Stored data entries

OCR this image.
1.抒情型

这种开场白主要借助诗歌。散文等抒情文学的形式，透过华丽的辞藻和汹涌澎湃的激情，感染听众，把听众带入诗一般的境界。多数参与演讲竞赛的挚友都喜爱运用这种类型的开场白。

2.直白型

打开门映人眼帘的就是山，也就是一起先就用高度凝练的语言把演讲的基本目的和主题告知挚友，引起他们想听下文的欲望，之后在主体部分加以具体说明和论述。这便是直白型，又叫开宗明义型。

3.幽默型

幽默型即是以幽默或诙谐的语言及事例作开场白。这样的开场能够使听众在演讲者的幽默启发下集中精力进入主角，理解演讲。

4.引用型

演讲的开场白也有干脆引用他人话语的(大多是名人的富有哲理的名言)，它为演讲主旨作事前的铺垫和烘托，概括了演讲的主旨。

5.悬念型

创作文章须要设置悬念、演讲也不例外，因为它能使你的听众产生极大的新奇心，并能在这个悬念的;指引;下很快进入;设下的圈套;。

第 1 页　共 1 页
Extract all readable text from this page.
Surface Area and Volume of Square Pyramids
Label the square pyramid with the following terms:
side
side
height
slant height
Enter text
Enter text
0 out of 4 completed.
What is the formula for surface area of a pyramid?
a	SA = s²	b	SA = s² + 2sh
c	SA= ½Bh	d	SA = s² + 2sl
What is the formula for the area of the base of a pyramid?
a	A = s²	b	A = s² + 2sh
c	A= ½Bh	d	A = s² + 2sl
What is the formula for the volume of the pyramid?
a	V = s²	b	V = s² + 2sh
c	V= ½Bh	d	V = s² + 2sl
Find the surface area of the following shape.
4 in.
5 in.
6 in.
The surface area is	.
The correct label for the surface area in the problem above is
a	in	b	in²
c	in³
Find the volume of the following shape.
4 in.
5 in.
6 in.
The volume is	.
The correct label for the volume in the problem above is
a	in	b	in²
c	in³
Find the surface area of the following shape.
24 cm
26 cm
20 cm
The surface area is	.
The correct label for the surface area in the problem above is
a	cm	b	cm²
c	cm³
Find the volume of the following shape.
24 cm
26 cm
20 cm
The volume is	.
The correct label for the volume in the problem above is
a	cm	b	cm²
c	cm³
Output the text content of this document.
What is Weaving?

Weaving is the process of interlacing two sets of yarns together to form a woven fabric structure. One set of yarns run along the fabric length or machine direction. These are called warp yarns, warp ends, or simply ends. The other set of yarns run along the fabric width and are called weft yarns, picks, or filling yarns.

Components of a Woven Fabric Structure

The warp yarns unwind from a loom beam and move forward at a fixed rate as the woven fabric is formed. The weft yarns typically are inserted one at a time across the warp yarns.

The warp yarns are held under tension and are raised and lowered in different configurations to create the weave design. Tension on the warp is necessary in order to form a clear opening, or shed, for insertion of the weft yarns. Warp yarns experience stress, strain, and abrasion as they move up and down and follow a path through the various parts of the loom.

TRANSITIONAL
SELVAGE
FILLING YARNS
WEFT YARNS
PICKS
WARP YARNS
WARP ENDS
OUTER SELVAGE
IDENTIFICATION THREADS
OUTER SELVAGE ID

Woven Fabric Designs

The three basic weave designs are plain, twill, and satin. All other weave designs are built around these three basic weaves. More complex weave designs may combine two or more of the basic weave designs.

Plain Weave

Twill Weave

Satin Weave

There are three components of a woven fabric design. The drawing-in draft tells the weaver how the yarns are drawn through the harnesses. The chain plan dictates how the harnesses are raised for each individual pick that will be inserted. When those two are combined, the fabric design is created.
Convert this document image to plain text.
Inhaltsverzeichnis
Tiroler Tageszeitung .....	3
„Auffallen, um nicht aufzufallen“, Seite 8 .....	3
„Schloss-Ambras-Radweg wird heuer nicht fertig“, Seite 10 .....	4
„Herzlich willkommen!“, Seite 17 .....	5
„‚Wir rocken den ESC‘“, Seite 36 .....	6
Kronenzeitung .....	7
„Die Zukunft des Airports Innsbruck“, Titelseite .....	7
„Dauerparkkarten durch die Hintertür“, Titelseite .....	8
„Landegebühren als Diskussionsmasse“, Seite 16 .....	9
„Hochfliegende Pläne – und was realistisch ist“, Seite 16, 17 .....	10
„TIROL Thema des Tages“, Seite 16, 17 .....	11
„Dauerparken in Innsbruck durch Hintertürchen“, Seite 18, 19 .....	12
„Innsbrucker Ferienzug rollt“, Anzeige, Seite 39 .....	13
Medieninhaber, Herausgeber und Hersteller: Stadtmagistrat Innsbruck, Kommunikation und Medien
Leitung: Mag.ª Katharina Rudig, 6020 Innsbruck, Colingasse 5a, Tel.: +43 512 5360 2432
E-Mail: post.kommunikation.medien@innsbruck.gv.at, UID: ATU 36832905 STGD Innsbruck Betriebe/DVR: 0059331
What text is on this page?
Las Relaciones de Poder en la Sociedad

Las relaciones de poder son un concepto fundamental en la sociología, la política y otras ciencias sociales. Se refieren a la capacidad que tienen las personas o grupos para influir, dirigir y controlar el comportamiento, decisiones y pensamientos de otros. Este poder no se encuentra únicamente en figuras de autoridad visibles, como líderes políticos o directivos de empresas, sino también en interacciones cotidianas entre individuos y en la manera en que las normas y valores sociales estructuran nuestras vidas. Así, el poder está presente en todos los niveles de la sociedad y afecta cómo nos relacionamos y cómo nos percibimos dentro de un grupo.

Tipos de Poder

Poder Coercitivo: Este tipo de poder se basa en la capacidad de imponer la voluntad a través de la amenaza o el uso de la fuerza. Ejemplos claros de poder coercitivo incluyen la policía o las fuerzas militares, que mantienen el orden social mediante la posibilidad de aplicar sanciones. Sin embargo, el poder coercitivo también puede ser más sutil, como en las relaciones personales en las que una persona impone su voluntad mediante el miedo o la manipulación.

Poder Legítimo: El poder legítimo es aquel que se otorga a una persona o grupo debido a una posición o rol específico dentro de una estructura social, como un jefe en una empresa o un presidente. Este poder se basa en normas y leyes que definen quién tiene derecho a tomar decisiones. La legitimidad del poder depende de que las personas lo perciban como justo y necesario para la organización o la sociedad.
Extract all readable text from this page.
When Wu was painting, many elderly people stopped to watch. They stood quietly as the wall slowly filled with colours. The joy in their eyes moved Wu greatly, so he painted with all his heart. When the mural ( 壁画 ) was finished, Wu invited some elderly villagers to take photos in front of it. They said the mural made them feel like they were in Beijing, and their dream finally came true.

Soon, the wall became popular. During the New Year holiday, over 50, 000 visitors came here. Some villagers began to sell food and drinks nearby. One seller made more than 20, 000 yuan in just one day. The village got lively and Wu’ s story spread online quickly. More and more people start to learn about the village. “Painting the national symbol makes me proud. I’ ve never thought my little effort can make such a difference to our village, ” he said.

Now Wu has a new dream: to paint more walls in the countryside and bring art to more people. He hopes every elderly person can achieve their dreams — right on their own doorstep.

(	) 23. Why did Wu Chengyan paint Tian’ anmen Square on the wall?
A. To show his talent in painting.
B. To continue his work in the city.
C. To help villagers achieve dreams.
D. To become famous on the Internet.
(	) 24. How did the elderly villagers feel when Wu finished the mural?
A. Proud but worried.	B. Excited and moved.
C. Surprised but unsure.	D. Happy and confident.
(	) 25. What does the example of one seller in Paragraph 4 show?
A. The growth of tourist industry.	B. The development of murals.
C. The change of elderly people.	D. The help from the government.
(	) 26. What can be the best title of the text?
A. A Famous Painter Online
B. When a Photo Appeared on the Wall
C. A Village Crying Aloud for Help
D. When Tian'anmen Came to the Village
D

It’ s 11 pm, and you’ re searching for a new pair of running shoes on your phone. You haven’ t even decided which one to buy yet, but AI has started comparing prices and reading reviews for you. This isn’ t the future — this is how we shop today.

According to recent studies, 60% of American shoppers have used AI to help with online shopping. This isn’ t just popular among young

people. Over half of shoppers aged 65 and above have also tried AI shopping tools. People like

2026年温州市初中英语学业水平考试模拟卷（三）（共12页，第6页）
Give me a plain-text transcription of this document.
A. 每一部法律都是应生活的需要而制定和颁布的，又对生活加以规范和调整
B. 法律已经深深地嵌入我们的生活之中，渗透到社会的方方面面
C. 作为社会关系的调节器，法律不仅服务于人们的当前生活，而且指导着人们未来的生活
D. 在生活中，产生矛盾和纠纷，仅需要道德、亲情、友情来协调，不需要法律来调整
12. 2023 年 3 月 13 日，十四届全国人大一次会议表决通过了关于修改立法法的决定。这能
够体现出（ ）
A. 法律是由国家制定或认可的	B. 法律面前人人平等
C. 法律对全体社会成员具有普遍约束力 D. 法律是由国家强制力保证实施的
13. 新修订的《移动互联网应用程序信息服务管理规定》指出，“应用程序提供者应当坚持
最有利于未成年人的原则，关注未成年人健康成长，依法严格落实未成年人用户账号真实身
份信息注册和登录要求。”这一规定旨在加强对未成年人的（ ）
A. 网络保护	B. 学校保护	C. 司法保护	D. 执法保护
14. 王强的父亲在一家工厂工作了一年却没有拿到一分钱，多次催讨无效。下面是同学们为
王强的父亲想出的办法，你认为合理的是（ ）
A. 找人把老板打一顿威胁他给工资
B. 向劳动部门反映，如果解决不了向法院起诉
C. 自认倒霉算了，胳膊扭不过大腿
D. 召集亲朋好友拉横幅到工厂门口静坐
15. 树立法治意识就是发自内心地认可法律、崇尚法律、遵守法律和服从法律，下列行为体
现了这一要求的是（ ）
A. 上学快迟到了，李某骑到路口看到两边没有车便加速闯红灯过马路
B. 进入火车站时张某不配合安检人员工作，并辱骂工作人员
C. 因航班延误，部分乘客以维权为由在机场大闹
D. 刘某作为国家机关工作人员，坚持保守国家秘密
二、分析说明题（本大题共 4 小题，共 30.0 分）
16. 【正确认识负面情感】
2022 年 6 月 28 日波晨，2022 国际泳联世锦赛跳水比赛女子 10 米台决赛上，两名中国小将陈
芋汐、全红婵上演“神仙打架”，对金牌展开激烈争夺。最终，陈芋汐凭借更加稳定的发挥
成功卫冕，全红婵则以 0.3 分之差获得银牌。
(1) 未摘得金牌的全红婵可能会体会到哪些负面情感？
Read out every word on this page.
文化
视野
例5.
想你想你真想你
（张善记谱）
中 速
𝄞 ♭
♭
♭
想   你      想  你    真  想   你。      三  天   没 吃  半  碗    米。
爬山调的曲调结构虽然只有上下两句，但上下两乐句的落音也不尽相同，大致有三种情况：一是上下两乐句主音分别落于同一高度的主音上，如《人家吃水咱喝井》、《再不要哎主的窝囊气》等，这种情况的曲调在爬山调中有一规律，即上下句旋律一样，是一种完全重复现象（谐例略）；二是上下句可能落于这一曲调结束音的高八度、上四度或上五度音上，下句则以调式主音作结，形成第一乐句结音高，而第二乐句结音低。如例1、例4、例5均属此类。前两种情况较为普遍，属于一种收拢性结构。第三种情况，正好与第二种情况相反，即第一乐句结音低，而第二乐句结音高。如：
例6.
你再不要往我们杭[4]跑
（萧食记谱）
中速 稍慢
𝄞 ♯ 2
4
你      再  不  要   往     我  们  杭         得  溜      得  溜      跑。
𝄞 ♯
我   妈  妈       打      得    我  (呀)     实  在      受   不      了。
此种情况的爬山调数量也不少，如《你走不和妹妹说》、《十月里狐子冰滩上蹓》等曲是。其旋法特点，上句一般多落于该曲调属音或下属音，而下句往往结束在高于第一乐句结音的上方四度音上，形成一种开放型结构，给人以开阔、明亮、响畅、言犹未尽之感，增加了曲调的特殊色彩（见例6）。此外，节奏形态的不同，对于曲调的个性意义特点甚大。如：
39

● WHAT IS NEEDED: Gather every line from the entries above where the word "shopping" appears, and copy them.

● RESULT OF THE EXERCISE:
According to recent studies, 60% of American shoppers have used AI to help with online shopping. This isn’ t just popular among young
people. Over half of shoppers aged 65 and above have also tried AI shopping tools. People like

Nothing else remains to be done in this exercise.